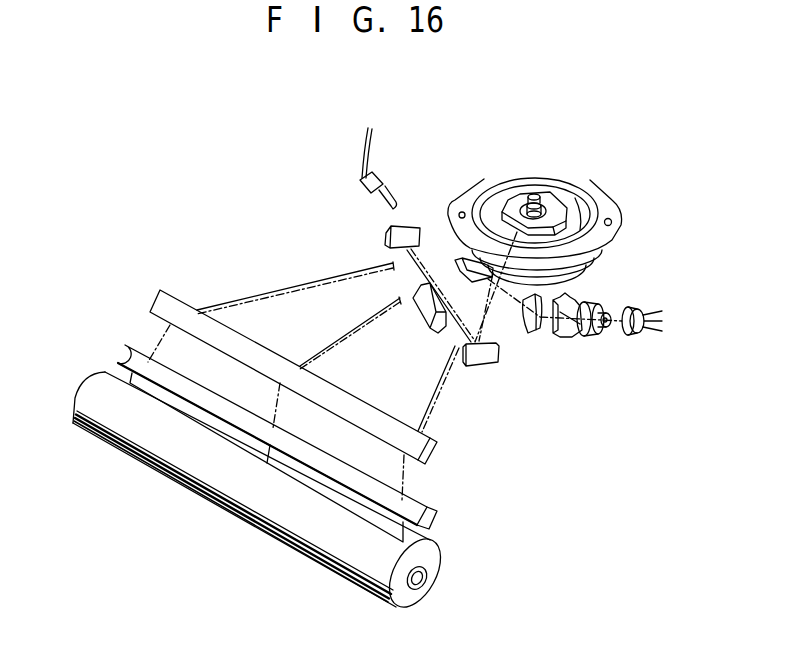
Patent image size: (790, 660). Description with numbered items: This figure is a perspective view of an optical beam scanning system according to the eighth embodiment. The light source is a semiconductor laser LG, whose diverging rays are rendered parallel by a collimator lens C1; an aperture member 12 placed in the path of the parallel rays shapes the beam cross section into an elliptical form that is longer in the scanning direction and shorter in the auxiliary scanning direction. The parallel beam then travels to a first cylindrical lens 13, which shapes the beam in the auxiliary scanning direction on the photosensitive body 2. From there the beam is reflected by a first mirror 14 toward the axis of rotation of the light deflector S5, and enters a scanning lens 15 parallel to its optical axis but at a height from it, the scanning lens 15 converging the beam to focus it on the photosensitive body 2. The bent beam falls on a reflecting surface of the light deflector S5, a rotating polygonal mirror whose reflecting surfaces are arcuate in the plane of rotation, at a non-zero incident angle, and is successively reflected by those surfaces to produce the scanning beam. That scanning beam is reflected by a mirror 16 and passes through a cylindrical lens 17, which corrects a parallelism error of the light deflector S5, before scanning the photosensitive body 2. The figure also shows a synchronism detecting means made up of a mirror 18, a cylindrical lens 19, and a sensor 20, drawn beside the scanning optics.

The photosensitive body 2 is at (338, 572).
The mirror 16 is at (428, 442).
The cylindrical lens 17 is at (432, 512).
The light deflector S5 is at (588, 164).
The sensor 20 is at (385, 188).
The cylindrical lens 19 is at (412, 227).
The scanning lens 15 is at (460, 263).
The first mirror 14 is at (423, 318).
The mirror 18 is at (482, 364).
The first cylindrical lens 13 is at (535, 328).
The aperture member 12 is at (567, 337).
The collimator lens C1 is at (593, 335).
The semiconductor laser LG is at (633, 334).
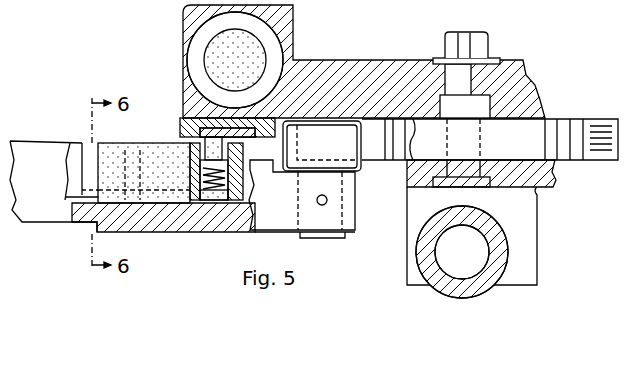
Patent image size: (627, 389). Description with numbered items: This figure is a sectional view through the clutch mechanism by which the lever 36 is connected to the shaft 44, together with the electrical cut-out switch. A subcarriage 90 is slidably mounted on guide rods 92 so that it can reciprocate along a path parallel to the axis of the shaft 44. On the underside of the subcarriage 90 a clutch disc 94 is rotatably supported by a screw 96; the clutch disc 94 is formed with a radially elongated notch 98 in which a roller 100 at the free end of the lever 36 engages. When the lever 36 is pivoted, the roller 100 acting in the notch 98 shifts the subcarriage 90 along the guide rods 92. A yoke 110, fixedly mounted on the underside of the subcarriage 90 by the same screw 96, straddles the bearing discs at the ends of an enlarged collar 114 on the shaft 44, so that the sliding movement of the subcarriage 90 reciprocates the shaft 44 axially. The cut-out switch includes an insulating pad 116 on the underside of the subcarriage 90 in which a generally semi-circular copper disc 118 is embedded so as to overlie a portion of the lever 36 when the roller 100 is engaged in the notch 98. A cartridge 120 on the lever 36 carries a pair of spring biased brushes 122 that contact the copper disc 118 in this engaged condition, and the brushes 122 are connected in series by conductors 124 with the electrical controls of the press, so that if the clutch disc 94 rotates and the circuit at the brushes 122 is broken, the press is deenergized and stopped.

The lever 36 is at (50, 212).
The shaft 44 is at (475, 244).
The subcarriage 90 is at (377, 66).
The guide rods 92 is at (258, 50).
The clutch disc 94 is at (567, 126).
The screw 96 is at (480, 86).
The notch 98 is at (380, 162).
The roller 100 is at (322, 146).
The yoke 110 is at (522, 251).
The collar 114 is at (477, 292).
The insulating pad 116 is at (192, 112).
The copper disc 118 is at (257, 118).
The cartridge 120 is at (152, 132).
The brushes 122 is at (253, 198).
The conductors 124 is at (81, 142).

----------

PROBLEM REQUIREMENTS —
Copy out every item above word for word, leaving out the pictures.

ANSWER TO THIS EXERCISE —
Patent image size: (790, 660). Description with numbered items: This figure is a perspective view of an optical beam scanning system according to the eighth embodiment. The light source is a semiconductor laser LG, whose diverging rays are rendered parallel by a collimator lens C1; an aperture member 12 placed in the path of the parallel rays shapes the beam cross section into an elliptical form that is longer in the scanning direction and shorter in the auxiliary scanning direction. The parallel beam then travels to a first cylindrical lens 13, which shapes the beam in the auxiliary scanning direction on the photosensitive body 2. From there the beam is reflected by a first mirror 14 toward the axis of rotation of the light deflector S5, and enters a scanning lens 15 parallel to its optical axis but at a height from it, the scanning lens 15 converging the beam to focus it on the photosensitive body 2. The bent beam falls on a reflecting surface of the light deflector S5, a rotating polygonal mirror whose reflecting surfaces are arcuate in the plane of rotation, at a non-zero incident angle, and is successively reflected by those surfaces to produce the scanning beam. That scanning beam is reflected by a mirror 16 and passes through a cylindrical lens 17, which corrects a parallelism error of the light deflector S5, before scanning the photosensitive body 2. The figure also shows a synchronism detecting means made up of a mirror 18, a cylindrical lens 19, and a sensor 20, drawn beside the scanning optics.

The photosensitive body 2 is at (338, 572).
The mirror 16 is at (428, 442).
The cylindrical lens 17 is at (432, 512).
The light deflector S5 is at (588, 164).
The sensor 20 is at (385, 188).
The cylindrical lens 19 is at (412, 227).
The scanning lens 15 is at (460, 263).
The first mirror 14 is at (423, 318).
The mirror 18 is at (482, 364).
The first cylindrical lens 13 is at (535, 328).
The aperture member 12 is at (567, 337).
The collimator lens C1 is at (593, 335).
The semiconductor laser LG is at (633, 334).
Patent image size: (627, 389). Description with numbered items: This figure is a sectional view through the clutch mechanism by which the lever 36 is connected to the shaft 44, together with the electrical cut-out switch. A subcarriage 90 is slidably mounted on guide rods 92 so that it can reciprocate along a path parallel to the axis of the shaft 44. On the underside of the subcarriage 90 a clutch disc 94 is rotatably supported by a screw 96; the clutch disc 94 is formed with a radially elongated notch 98 in which a roller 100 at the free end of the lever 36 engages. When the lever 36 is pivoted, the roller 100 acting in the notch 98 shifts the subcarriage 90 along the guide rods 92. A yoke 110, fixedly mounted on the underside of the subcarriage 90 by the same screw 96, straddles the bearing discs at the ends of an enlarged collar 114 on the shaft 44, so that the sliding movement of the subcarriage 90 reciprocates the shaft 44 axially. The cut-out switch includes an insulating pad 116 on the underside of the subcarriage 90 in which a generally semi-circular copper disc 118 is embedded so as to overlie a portion of the lever 36 when the roller 100 is engaged in the notch 98. A cartridge 120 on the lever 36 carries a pair of spring biased brushes 122 that contact the copper disc 118 in this engaged condition, and the brushes 122 are connected in series by conductors 124 with the electrical controls of the press, so that if the clutch disc 94 rotates and the circuit at the brushes 122 is broken, the press is deenergized and stopped.

The lever 36 is at (50, 212).
The shaft 44 is at (475, 244).
The subcarriage 90 is at (377, 66).
The guide rods 92 is at (258, 50).
The clutch disc 94 is at (567, 126).
The screw 96 is at (480, 86).
The notch 98 is at (380, 162).
The roller 100 is at (322, 146).
The yoke 110 is at (522, 251).
The collar 114 is at (477, 292).
The insulating pad 116 is at (192, 112).
The copper disc 118 is at (257, 118).
The cartridge 120 is at (152, 132).
The brushes 122 is at (253, 198).
The conductors 124 is at (81, 142).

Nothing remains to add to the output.